Dataset records
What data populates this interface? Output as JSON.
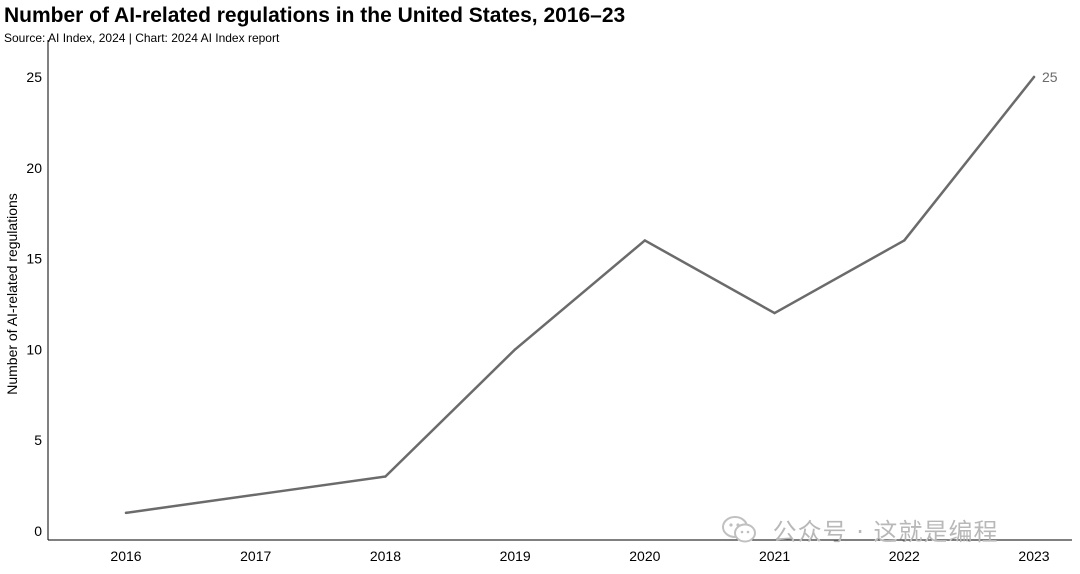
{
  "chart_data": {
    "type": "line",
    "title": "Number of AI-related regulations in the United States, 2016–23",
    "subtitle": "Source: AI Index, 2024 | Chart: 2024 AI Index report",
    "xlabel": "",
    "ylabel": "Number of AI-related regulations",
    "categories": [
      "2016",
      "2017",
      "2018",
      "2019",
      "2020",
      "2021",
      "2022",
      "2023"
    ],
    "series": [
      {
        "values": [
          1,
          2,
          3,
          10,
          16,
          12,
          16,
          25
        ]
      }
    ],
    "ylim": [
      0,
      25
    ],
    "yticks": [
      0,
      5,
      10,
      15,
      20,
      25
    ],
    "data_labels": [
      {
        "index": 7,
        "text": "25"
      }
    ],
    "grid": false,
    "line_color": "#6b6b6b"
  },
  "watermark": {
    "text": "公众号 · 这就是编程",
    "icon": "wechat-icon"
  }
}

To be done
Among the entries above, how many lines include the word "regulations"? Reply with the number only.

Exercise output
2